**GOAL**
The exercise asks for every line of the data to be reproduced exactly.

**INFORMATION PROVIDED**
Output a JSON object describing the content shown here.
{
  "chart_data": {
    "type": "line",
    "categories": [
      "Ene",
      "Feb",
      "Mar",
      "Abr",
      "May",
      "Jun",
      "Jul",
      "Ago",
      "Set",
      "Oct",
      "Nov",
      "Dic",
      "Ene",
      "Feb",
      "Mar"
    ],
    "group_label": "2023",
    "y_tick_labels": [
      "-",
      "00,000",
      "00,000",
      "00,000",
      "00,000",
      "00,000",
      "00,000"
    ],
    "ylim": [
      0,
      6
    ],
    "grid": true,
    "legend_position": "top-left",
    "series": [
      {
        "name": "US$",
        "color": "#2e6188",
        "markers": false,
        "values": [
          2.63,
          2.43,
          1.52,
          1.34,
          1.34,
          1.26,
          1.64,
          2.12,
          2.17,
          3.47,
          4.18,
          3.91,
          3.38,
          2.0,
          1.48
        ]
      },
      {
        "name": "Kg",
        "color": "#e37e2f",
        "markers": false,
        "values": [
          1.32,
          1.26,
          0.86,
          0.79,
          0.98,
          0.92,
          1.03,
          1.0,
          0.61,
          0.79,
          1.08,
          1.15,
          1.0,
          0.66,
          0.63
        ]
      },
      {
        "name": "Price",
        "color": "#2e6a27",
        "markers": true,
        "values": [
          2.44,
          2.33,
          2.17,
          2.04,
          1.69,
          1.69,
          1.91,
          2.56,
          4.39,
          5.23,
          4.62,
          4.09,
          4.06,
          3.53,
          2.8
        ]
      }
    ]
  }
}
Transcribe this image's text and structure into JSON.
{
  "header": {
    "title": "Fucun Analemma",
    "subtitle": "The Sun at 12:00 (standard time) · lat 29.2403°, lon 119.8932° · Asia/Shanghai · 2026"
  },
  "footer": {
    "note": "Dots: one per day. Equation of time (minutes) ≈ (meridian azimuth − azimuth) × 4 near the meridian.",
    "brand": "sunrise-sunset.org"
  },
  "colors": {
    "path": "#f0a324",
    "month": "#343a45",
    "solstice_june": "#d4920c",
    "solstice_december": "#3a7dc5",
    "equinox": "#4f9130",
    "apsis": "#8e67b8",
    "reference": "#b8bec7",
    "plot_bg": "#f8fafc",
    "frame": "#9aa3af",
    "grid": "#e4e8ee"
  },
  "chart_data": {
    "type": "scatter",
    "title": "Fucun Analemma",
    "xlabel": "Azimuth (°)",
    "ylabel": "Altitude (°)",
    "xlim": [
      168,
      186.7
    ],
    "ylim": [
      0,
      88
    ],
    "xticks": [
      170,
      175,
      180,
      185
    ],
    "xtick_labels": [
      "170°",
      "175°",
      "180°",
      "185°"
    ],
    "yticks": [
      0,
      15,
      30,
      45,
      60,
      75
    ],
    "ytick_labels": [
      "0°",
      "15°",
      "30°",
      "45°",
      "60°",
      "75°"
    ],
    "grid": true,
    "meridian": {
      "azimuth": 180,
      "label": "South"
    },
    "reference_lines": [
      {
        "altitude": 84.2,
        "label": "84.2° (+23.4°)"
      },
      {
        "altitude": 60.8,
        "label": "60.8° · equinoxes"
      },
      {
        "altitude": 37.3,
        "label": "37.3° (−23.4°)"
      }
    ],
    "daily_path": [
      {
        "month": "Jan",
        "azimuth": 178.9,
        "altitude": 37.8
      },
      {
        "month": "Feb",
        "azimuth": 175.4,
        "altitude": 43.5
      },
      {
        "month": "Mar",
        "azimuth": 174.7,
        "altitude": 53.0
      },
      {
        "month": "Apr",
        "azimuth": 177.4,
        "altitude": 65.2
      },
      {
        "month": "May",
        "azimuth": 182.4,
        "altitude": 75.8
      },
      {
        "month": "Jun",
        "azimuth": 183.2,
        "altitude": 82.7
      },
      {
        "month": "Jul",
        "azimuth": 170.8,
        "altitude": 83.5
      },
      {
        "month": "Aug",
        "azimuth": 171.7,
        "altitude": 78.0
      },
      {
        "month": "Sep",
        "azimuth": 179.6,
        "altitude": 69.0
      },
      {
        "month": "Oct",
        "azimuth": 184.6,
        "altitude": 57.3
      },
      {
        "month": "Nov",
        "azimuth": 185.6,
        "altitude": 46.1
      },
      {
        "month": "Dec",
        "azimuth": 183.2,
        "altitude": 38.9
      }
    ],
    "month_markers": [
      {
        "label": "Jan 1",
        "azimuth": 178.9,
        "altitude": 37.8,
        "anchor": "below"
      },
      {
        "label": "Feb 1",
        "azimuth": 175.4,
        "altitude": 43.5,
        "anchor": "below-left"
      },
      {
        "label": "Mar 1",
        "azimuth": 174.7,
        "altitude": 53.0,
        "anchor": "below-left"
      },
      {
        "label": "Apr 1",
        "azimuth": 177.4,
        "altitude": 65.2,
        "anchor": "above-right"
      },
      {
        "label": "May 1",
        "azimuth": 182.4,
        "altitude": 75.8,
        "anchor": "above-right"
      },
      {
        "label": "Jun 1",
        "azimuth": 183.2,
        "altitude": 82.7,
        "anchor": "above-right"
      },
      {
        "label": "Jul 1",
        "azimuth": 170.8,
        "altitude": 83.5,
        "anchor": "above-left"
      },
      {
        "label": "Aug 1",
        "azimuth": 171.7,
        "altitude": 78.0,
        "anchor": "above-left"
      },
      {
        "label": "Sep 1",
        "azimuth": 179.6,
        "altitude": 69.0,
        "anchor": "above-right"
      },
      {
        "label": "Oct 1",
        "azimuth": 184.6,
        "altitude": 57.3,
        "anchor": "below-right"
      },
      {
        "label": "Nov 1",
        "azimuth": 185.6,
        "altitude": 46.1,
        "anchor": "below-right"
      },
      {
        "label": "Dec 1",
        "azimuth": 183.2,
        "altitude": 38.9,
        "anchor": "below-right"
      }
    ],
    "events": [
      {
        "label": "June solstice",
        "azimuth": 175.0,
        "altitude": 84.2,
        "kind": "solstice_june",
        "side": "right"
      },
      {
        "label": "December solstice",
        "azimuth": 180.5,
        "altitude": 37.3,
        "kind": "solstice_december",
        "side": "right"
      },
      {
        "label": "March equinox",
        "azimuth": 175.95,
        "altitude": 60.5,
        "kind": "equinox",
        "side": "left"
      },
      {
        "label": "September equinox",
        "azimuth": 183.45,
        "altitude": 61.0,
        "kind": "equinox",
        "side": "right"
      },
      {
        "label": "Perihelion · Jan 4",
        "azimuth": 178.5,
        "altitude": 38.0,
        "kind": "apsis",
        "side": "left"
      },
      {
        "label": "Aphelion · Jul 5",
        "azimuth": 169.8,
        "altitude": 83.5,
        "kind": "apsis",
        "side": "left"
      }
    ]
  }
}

**RESULT OF THIS TASK**
Output a JSON object describing the content shown here.
{
  "chart_data": {
    "type": "line",
    "categories": [
      "Ene",
      "Feb",
      "Mar",
      "Abr",
      "May",
      "Jun",
      "Jul",
      "Ago",
      "Set",
      "Oct",
      "Nov",
      "Dic",
      "Ene",
      "Feb",
      "Mar"
    ],
    "group_label": "2023",
    "y_tick_labels": [
      "-",
      "00,000",
      "00,000",
      "00,000",
      "00,000",
      "00,000",
      "00,000"
    ],
    "ylim": [
      0,
      6
    ],
    "grid": true,
    "legend_position": "top-left",
    "series": [
      {
        "name": "US$",
        "color": "#2e6188",
        "markers": false,
        "values": [
          2.63,
          2.43,
          1.52,
          1.34,
          1.34,
          1.26,
          1.64,
          2.12,
          2.17,
          3.47,
          4.18,
          3.91,
          3.38,
          2.0,
          1.48
        ]
      },
      {
        "name": "Kg",
        "color": "#e37e2f",
        "markers": false,
        "values": [
          1.32,
          1.26,
          0.86,
          0.79,
          0.98,
          0.92,
          1.03,
          1.0,
          0.61,
          0.79,
          1.08,
          1.15,
          1.0,
          0.66,
          0.63
        ]
      },
      {
        "name": "Price",
        "color": "#2e6a27",
        "markers": true,
        "values": [
          2.44,
          2.33,
          2.17,
          2.04,
          1.69,
          1.69,
          1.91,
          2.56,
          4.39,
          5.23,
          4.62,
          4.09,
          4.06,
          3.53,
          2.8
        ]
      }
    ]
  }
}
Transcribe this image's text and structure into JSON.
{
  "header": {
    "title": "Fucun Analemma",
    "subtitle": "The Sun at 12:00 (standard time) · lat 29.2403°, lon 119.8932° · Asia/Shanghai · 2026"
  },
  "footer": {
    "note": "Dots: one per day. Equation of time (minutes) ≈ (meridian azimuth − azimuth) × 4 near the meridian.",
    "brand": "sunrise-sunset.org"
  },
  "colors": {
    "path": "#f0a324",
    "month": "#343a45",
    "solstice_june": "#d4920c",
    "solstice_december": "#3a7dc5",
    "equinox": "#4f9130",
    "apsis": "#8e67b8",
    "reference": "#b8bec7",
    "plot_bg": "#f8fafc",
    "frame": "#9aa3af",
    "grid": "#e4e8ee"
  },
  "chart_data": {
    "type": "scatter",
    "title": "Fucun Analemma",
    "xlabel": "Azimuth (°)",
    "ylabel": "Altitude (°)",
    "xlim": [
      168,
      186.7
    ],
    "ylim": [
      0,
      88
    ],
    "xticks": [
      170,
      175,
      180,
      185
    ],
    "xtick_labels": [
      "170°",
      "175°",
      "180°",
      "185°"
    ],
    "yticks": [
      0,
      15,
      30,
      45,
      60,
      75
    ],
    "ytick_labels": [
      "0°",
      "15°",
      "30°",
      "45°",
      "60°",
      "75°"
    ],
    "grid": true,
    "meridian": {
      "azimuth": 180,
      "label": "South"
    },
    "reference_lines": [
      {
        "altitude": 84.2,
        "label": "84.2° (+23.4°)"
      },
      {
        "altitude": 60.8,
        "label": "60.8° · equinoxes"
      },
      {
        "altitude": 37.3,
        "label": "37.3° (−23.4°)"
      }
    ],
    "daily_path": [
      {
        "month": "Jan",
        "azimuth": 178.9,
        "altitude": 37.8
      },
      {
        "month": "Feb",
        "azimuth": 175.4,
        "altitude": 43.5
      },
      {
        "month": "Mar",
        "azimuth": 174.7,
        "altitude": 53.0
      },
      {
        "month": "Apr",
        "azimuth": 177.4,
        "altitude": 65.2
      },
      {
        "month": "May",
        "azimuth": 182.4,
        "altitude": 75.8
      },
      {
        "month": "Jun",
        "azimuth": 183.2,
        "altitude": 82.7
      },
      {
        "month": "Jul",
        "azimuth": 170.8,
        "altitude": 83.5
      },
      {
        "month": "Aug",
        "azimuth": 171.7,
        "altitude": 78.0
      },
      {
        "month": "Sep",
        "azimuth": 179.6,
        "altitude": 69.0
      },
      {
        "month": "Oct",
        "azimuth": 184.6,
        "altitude": 57.3
      },
      {
        "month": "Nov",
        "azimuth": 185.6,
        "altitude": 46.1
      },
      {
        "month": "Dec",
        "azimuth": 183.2,
        "altitude": 38.9
      }
    ],
    "month_markers": [
      {
        "label": "Jan 1",
        "azimuth": 178.9,
        "altitude": 37.8,
        "anchor": "below"
      },
      {
        "label": "Feb 1",
        "azimuth": 175.4,
        "altitude": 43.5,
        "anchor": "below-left"
      },
      {
        "label": "Mar 1",
        "azimuth": 174.7,
        "altitude": 53.0,
        "anchor": "below-left"
      },
      {
        "label": "Apr 1",
        "azimuth": 177.4,
        "altitude": 65.2,
        "anchor": "above-right"
      },
      {
        "label": "May 1",
        "azimuth": 182.4,
        "altitude": 75.8,
        "anchor": "above-right"
      },
      {
        "label": "Jun 1",
        "azimuth": 183.2,
        "altitude": 82.7,
        "anchor": "above-right"
      },
      {
        "label": "Jul 1",
        "azimuth": 170.8,
        "altitude": 83.5,
        "anchor": "above-left"
      },
      {
        "label": "Aug 1",
        "azimuth": 171.7,
        "altitude": 78.0,
        "anchor": "above-left"
      },
      {
        "label": "Sep 1",
        "azimuth": 179.6,
        "altitude": 69.0,
        "anchor": "above-right"
      },
      {
        "label": "Oct 1",
        "azimuth": 184.6,
        "altitude": 57.3,
        "anchor": "below-right"
      },
      {
        "label": "Nov 1",
        "azimuth": 185.6,
        "altitude": 46.1,
        "anchor": "below-right"
      },
      {
        "label": "Dec 1",
        "azimuth": 183.2,
        "altitude": 38.9,
        "anchor": "below-right"
      }
    ],
    "events": [
      {
        "label": "June solstice",
        "azimuth": 175.0,
        "altitude": 84.2,
        "kind": "solstice_june",
        "side": "right"
      },
      {
        "label": "December solstice",
        "azimuth": 180.5,
        "altitude": 37.3,
        "kind": "solstice_december",
        "side": "right"
      },
      {
        "label": "March equinox",
        "azimuth": 175.95,
        "altitude": 60.5,
        "kind": "equinox",
        "side": "left"
      },
      {
        "label": "September equinox",
        "azimuth": 183.45,
        "altitude": 61.0,
        "kind": "equinox",
        "side": "right"
      },
      {
        "label": "Perihelion · Jan 4",
        "azimuth": 178.5,
        "altitude": 38.0,
        "kind": "apsis",
        "side": "left"
      },
      {
        "label": "Aphelion · Jul 5",
        "azimuth": 169.8,
        "altitude": 83.5,
        "kind": "apsis",
        "side": "left"
      }
    ]
  }
}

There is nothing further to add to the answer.